— start DATA ROWS —
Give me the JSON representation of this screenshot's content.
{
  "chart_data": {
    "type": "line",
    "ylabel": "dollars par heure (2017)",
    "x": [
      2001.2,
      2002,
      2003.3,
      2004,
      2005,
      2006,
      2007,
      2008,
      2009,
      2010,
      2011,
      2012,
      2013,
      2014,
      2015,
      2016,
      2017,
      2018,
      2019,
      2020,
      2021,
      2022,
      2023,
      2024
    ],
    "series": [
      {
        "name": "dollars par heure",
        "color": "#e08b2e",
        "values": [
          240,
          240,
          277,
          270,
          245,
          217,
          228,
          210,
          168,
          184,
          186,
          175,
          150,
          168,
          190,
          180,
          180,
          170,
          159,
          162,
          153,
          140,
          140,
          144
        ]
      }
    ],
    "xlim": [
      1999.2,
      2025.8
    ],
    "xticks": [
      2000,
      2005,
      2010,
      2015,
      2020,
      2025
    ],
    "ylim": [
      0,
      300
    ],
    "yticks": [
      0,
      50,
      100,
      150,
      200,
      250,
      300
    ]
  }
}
— end DATA ROWS —
Output all records verbatim.

Give me the JSON representation of this screenshot's content.
{
  "chart_data": {
    "type": "line",
    "ylabel": "dollars par heure (2017)",
    "x": [
      2001.2,
      2002,
      2003.3,
      2004,
      2005,
      2006,
      2007,
      2008,
      2009,
      2010,
      2011,
      2012,
      2013,
      2014,
      2015,
      2016,
      2017,
      2018,
      2019,
      2020,
      2021,
      2022,
      2023,
      2024
    ],
    "series": [
      {
        "name": "dollars par heure",
        "color": "#e08b2e",
        "values": [
          240,
          240,
          277,
          270,
          245,
          217,
          228,
          210,
          168,
          184,
          186,
          175,
          150,
          168,
          190,
          180,
          180,
          170,
          159,
          162,
          153,
          140,
          140,
          144
        ]
      }
    ],
    "xlim": [
      1999.2,
      2025.8
    ],
    "xticks": [
      2000,
      2005,
      2010,
      2015,
      2020,
      2025
    ],
    "ylim": [
      0,
      300
    ],
    "yticks": [
      0,
      50,
      100,
      150,
      200,
      250,
      300
    ]
  }
}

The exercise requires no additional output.